# [TASK TO CARRY OUT]
Pull out each line of the records holding the string "HOLE".
========
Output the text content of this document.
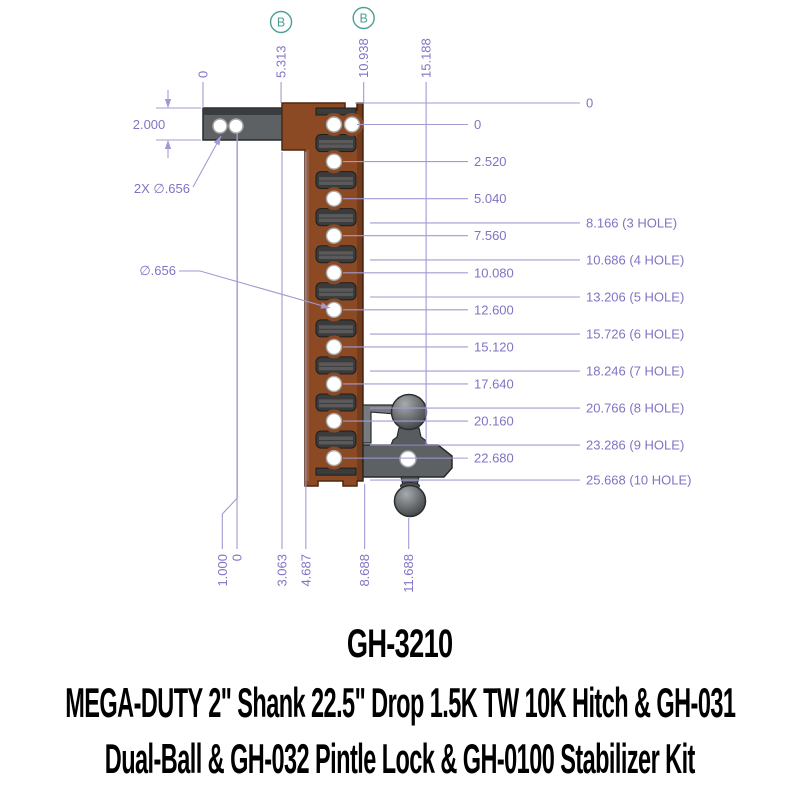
0	5.313
B
10.938
B
15.188
0
2.520
5.040
7.560
10.080
12.600
15.120
17.640
20.160
22.680
0
8.166 (3 HOLE)
10.686 (4 HOLE)
13.206 (5 HOLE)
15.726 (6 HOLE)
18.246 (7 HOLE)
20.766 (8 HOLE)
23.286 (9 HOLE)
25.668 (10 HOLE)
1.000 0 3.063 4.687	8.688 11.688
2.000
2X ∅.656
∅.656
GH-3210
MEGA-DUTY 2" Shank 22.5" Drop 1.5K TW 10K Hitch & GH-031
Dual-Ball & GH-032 Pintle Lock & GH-0100 Stabilizer Kit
========
# [CORRECT OUTPUT]
8.166 (3 HOLE)
10.686 (4 HOLE)
13.206 (5 HOLE)
15.726 (6 HOLE)
18.246 (7 HOLE)
20.766 (8 HOLE)
23.286 (9 HOLE)
25.668 (10 HOLE)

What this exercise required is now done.